▸ **Given exercise**
Print all of the data exactly as written.

▸ **Dataset rows**
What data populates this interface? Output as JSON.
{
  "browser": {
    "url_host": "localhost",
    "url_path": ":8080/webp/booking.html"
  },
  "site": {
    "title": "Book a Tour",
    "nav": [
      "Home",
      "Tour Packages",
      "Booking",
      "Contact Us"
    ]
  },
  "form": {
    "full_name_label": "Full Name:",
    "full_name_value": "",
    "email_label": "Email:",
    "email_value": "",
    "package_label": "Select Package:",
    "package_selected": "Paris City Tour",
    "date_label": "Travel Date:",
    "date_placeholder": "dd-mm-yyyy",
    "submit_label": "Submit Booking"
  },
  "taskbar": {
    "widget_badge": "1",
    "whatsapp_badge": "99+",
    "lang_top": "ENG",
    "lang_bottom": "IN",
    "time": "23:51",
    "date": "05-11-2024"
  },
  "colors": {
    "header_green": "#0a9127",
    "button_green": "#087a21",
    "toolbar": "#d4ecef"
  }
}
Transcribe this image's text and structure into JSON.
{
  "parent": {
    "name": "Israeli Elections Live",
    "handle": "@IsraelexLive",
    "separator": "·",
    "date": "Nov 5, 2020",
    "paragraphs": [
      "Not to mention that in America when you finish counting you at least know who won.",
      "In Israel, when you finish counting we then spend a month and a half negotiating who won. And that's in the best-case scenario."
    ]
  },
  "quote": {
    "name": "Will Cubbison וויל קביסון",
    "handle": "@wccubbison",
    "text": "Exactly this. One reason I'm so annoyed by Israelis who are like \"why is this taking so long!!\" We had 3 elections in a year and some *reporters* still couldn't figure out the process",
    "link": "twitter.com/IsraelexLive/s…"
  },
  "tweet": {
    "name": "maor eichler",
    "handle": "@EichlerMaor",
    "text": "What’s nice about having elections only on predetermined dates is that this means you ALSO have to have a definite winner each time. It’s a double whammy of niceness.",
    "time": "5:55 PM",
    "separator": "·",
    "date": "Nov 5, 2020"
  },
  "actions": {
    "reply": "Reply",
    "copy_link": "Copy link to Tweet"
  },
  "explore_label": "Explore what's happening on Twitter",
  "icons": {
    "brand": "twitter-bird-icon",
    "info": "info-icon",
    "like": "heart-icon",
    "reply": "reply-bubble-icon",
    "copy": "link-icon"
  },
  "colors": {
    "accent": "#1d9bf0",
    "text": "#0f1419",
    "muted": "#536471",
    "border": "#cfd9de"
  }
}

▸ **Worked answer**
What data populates this interface? Output as JSON.
{
  "browser": {
    "url_host": "localhost",
    "url_path": ":8080/webp/booking.html"
  },
  "site": {
    "title": "Book a Tour",
    "nav": [
      "Home",
      "Tour Packages",
      "Booking",
      "Contact Us"
    ]
  },
  "form": {
    "full_name_label": "Full Name:",
    "full_name_value": "",
    "email_label": "Email:",
    "email_value": "",
    "package_label": "Select Package:",
    "package_selected": "Paris City Tour",
    "date_label": "Travel Date:",
    "date_placeholder": "dd-mm-yyyy",
    "submit_label": "Submit Booking"
  },
  "taskbar": {
    "widget_badge": "1",
    "whatsapp_badge": "99+",
    "lang_top": "ENG",
    "lang_bottom": "IN",
    "time": "23:51",
    "date": "05-11-2024"
  },
  "colors": {
    "header_green": "#0a9127",
    "button_green": "#087a21",
    "toolbar": "#d4ecef"
  }
}
Transcribe this image's text and structure into JSON.
{
  "parent": {
    "name": "Israeli Elections Live",
    "handle": "@IsraelexLive",
    "separator": "·",
    "date": "Nov 5, 2020",
    "paragraphs": [
      "Not to mention that in America when you finish counting you at least know who won.",
      "In Israel, when you finish counting we then spend a month and a half negotiating who won. And that's in the best-case scenario."
    ]
  },
  "quote": {
    "name": "Will Cubbison וויל קביסון",
    "handle": "@wccubbison",
    "text": "Exactly this. One reason I'm so annoyed by Israelis who are like \"why is this taking so long!!\" We had 3 elections in a year and some *reporters* still couldn't figure out the process",
    "link": "twitter.com/IsraelexLive/s…"
  },
  "tweet": {
    "name": "maor eichler",
    "handle": "@EichlerMaor",
    "text": "What’s nice about having elections only on predetermined dates is that this means you ALSO have to have a definite winner each time. It’s a double whammy of niceness.",
    "time": "5:55 PM",
    "separator": "·",
    "date": "Nov 5, 2020"
  },
  "actions": {
    "reply": "Reply",
    "copy_link": "Copy link to Tweet"
  },
  "explore_label": "Explore what's happening on Twitter",
  "icons": {
    "brand": "twitter-bird-icon",
    "info": "info-icon",
    "like": "heart-icon",
    "reply": "reply-bubble-icon",
    "copy": "link-icon"
  },
  "colors": {
    "accent": "#1d9bf0",
    "text": "#0f1419",
    "muted": "#536471",
    "border": "#cfd9de"
  }
}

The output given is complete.